Work required:
Retype each record shown below, leaving every character as it is.

Recorded data:
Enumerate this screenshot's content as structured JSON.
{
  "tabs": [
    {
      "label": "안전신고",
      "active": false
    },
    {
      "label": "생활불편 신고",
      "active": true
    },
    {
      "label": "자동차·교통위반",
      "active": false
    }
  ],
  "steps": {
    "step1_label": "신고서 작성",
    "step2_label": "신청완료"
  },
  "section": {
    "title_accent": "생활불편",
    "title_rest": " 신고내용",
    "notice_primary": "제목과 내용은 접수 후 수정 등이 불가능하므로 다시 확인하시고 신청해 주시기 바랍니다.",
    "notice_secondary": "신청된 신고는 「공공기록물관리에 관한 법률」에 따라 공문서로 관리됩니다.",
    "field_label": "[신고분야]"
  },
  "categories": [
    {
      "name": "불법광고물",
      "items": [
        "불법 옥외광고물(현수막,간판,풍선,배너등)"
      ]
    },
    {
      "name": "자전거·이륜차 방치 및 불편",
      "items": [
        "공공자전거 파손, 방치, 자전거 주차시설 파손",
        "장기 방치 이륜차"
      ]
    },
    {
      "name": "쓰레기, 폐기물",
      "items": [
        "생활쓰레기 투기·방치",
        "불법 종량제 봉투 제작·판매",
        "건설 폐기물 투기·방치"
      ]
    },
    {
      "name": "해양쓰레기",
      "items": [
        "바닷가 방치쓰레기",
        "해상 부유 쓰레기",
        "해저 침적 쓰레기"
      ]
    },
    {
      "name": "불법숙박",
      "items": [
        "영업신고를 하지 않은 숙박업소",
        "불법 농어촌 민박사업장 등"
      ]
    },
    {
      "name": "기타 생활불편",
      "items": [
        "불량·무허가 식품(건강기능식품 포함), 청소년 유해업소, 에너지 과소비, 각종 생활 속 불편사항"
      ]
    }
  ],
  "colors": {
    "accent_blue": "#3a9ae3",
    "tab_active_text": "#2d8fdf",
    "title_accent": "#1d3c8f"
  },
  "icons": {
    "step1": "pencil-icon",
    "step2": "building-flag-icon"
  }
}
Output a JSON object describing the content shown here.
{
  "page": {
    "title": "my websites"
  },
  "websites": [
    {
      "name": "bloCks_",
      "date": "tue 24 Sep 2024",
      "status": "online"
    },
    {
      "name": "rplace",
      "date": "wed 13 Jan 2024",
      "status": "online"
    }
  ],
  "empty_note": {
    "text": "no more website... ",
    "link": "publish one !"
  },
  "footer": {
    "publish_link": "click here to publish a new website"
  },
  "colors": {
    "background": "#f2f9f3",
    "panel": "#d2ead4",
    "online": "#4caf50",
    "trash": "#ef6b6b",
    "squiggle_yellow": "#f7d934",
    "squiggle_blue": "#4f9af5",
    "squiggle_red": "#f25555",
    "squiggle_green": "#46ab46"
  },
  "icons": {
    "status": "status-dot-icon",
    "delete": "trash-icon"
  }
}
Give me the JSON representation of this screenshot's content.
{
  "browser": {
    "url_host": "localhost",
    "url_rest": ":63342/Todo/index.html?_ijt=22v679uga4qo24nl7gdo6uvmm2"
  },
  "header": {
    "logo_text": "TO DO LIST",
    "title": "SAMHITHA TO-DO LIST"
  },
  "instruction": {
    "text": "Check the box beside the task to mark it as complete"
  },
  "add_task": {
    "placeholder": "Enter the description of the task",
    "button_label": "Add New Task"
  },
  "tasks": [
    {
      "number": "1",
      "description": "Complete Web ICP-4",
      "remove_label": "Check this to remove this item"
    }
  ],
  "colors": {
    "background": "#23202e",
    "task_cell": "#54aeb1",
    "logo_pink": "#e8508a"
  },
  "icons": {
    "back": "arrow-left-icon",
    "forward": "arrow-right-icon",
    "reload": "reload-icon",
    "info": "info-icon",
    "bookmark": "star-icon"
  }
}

Full solution:
Enumerate this screenshot's content as structured JSON.
{
  "tabs": [
    {
      "label": "안전신고",
      "active": false
    },
    {
      "label": "생활불편 신고",
      "active": true
    },
    {
      "label": "자동차·교통위반",
      "active": false
    }
  ],
  "steps": {
    "step1_label": "신고서 작성",
    "step2_label": "신청완료"
  },
  "section": {
    "title_accent": "생활불편",
    "title_rest": " 신고내용",
    "notice_primary": "제목과 내용은 접수 후 수정 등이 불가능하므로 다시 확인하시고 신청해 주시기 바랍니다.",
    "notice_secondary": "신청된 신고는 「공공기록물관리에 관한 법률」에 따라 공문서로 관리됩니다.",
    "field_label": "[신고분야]"
  },
  "categories": [
    {
      "name": "불법광고물",
      "items": [
        "불법 옥외광고물(현수막,간판,풍선,배너등)"
      ]
    },
    {
      "name": "자전거·이륜차 방치 및 불편",
      "items": [
        "공공자전거 파손, 방치, 자전거 주차시설 파손",
        "장기 방치 이륜차"
      ]
    },
    {
      "name": "쓰레기, 폐기물",
      "items": [
        "생활쓰레기 투기·방치",
        "불법 종량제 봉투 제작·판매",
        "건설 폐기물 투기·방치"
      ]
    },
    {
      "name": "해양쓰레기",
      "items": [
        "바닷가 방치쓰레기",
        "해상 부유 쓰레기",
        "해저 침적 쓰레기"
      ]
    },
    {
      "name": "불법숙박",
      "items": [
        "영업신고를 하지 않은 숙박업소",
        "불법 농어촌 민박사업장 등"
      ]
    },
    {
      "name": "기타 생활불편",
      "items": [
        "불량·무허가 식품(건강기능식품 포함), 청소년 유해업소, 에너지 과소비, 각종 생활 속 불편사항"
      ]
    }
  ],
  "colors": {
    "accent_blue": "#3a9ae3",
    "tab_active_text": "#2d8fdf",
    "title_accent": "#1d3c8f"
  },
  "icons": {
    "step1": "pencil-icon",
    "step2": "building-flag-icon"
  }
}
Output a JSON object describing the content shown here.
{
  "page": {
    "title": "my websites"
  },
  "websites": [
    {
      "name": "bloCks_",
      "date": "tue 24 Sep 2024",
      "status": "online"
    },
    {
      "name": "rplace",
      "date": "wed 13 Jan 2024",
      "status": "online"
    }
  ],
  "empty_note": {
    "text": "no more website... ",
    "link": "publish one !"
  },
  "footer": {
    "publish_link": "click here to publish a new website"
  },
  "colors": {
    "background": "#f2f9f3",
    "panel": "#d2ead4",
    "online": "#4caf50",
    "trash": "#ef6b6b",
    "squiggle_yellow": "#f7d934",
    "squiggle_blue": "#4f9af5",
    "squiggle_red": "#f25555",
    "squiggle_green": "#46ab46"
  },
  "icons": {
    "status": "status-dot-icon",
    "delete": "trash-icon"
  }
}
Give me the JSON representation of this screenshot's content.
{
  "browser": {
    "url_host": "localhost",
    "url_rest": ":63342/Todo/index.html?_ijt=22v679uga4qo24nl7gdo6uvmm2"
  },
  "header": {
    "logo_text": "TO DO LIST",
    "title": "SAMHITHA TO-DO LIST"
  },
  "instruction": {
    "text": "Check the box beside the task to mark it as complete"
  },
  "add_task": {
    "placeholder": "Enter the description of the task",
    "button_label": "Add New Task"
  },
  "tasks": [
    {
      "number": "1",
      "description": "Complete Web ICP-4",
      "remove_label": "Check this to remove this item"
    }
  ],
  "colors": {
    "background": "#23202e",
    "task_cell": "#54aeb1",
    "logo_pink": "#e8508a"
  },
  "icons": {
    "back": "arrow-left-icon",
    "forward": "arrow-right-icon",
    "reload": "reload-icon",
    "info": "info-icon",
    "bookmark": "star-icon"
  }
}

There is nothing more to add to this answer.